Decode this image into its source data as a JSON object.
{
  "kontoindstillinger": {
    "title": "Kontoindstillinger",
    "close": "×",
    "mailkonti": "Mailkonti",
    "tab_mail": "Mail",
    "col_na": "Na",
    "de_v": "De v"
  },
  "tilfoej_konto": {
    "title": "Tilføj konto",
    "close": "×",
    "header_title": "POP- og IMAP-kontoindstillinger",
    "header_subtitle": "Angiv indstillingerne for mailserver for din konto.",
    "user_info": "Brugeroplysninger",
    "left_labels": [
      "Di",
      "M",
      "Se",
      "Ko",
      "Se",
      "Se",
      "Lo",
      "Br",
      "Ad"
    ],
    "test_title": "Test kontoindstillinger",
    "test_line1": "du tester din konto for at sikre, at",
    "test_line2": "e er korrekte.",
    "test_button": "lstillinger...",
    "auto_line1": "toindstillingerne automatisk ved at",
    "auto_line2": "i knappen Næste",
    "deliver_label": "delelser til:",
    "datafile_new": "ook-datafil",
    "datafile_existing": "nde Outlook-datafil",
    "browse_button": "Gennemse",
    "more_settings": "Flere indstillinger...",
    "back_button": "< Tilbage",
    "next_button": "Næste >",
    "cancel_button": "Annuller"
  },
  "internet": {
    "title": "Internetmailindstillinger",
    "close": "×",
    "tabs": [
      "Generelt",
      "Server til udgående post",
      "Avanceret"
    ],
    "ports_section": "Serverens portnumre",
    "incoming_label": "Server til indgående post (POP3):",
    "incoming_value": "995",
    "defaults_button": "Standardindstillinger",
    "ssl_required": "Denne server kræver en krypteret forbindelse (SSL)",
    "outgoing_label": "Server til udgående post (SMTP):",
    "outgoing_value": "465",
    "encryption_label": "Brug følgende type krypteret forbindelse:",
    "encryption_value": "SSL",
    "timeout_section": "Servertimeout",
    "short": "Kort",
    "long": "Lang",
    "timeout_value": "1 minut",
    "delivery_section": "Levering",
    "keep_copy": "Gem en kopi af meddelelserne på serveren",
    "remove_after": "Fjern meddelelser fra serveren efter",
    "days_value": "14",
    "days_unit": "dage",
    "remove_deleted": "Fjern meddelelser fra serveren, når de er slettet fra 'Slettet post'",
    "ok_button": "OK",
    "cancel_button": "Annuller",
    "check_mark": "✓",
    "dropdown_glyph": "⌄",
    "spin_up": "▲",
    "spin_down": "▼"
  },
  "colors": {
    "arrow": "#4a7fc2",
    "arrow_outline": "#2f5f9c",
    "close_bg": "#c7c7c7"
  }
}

**Directions:**
Extract the whole listing, character for character.

**Expected answer:**
Decode this image into its source data as a JSON object.
{
  "kontoindstillinger": {
    "title": "Kontoindstillinger",
    "close": "×",
    "mailkonti": "Mailkonti",
    "tab_mail": "Mail",
    "col_na": "Na",
    "de_v": "De v"
  },
  "tilfoej_konto": {
    "title": "Tilføj konto",
    "close": "×",
    "header_title": "POP- og IMAP-kontoindstillinger",
    "header_subtitle": "Angiv indstillingerne for mailserver for din konto.",
    "user_info": "Brugeroplysninger",
    "left_labels": [
      "Di",
      "M",
      "Se",
      "Ko",
      "Se",
      "Se",
      "Lo",
      "Br",
      "Ad"
    ],
    "test_title": "Test kontoindstillinger",
    "test_line1": "du tester din konto for at sikre, at",
    "test_line2": "e er korrekte.",
    "test_button": "lstillinger...",
    "auto_line1": "toindstillingerne automatisk ved at",
    "auto_line2": "i knappen Næste",
    "deliver_label": "delelser til:",
    "datafile_new": "ook-datafil",
    "datafile_existing": "nde Outlook-datafil",
    "browse_button": "Gennemse",
    "more_settings": "Flere indstillinger...",
    "back_button": "< Tilbage",
    "next_button": "Næste >",
    "cancel_button": "Annuller"
  },
  "internet": {
    "title": "Internetmailindstillinger",
    "close": "×",
    "tabs": [
      "Generelt",
      "Server til udgående post",
      "Avanceret"
    ],
    "ports_section": "Serverens portnumre",
    "incoming_label": "Server til indgående post (POP3):",
    "incoming_value": "995",
    "defaults_button": "Standardindstillinger",
    "ssl_required": "Denne server kræver en krypteret forbindelse (SSL)",
    "outgoing_label": "Server til udgående post (SMTP):",
    "outgoing_value": "465",
    "encryption_label": "Brug følgende type krypteret forbindelse:",
    "encryption_value": "SSL",
    "timeout_section": "Servertimeout",
    "short": "Kort",
    "long": "Lang",
    "timeout_value": "1 minut",
    "delivery_section": "Levering",
    "keep_copy": "Gem en kopi af meddelelserne på serveren",
    "remove_after": "Fjern meddelelser fra serveren efter",
    "days_value": "14",
    "days_unit": "dage",
    "remove_deleted": "Fjern meddelelser fra serveren, når de er slettet fra 'Slettet post'",
    "ok_button": "OK",
    "cancel_button": "Annuller",
    "check_mark": "✓",
    "dropdown_glyph": "⌄",
    "spin_up": "▲",
    "spin_down": "▼"
  },
  "colors": {
    "arrow": "#4a7fc2",
    "arrow_outline": "#2f5f9c",
    "close_bg": "#c7c7c7"
  }
}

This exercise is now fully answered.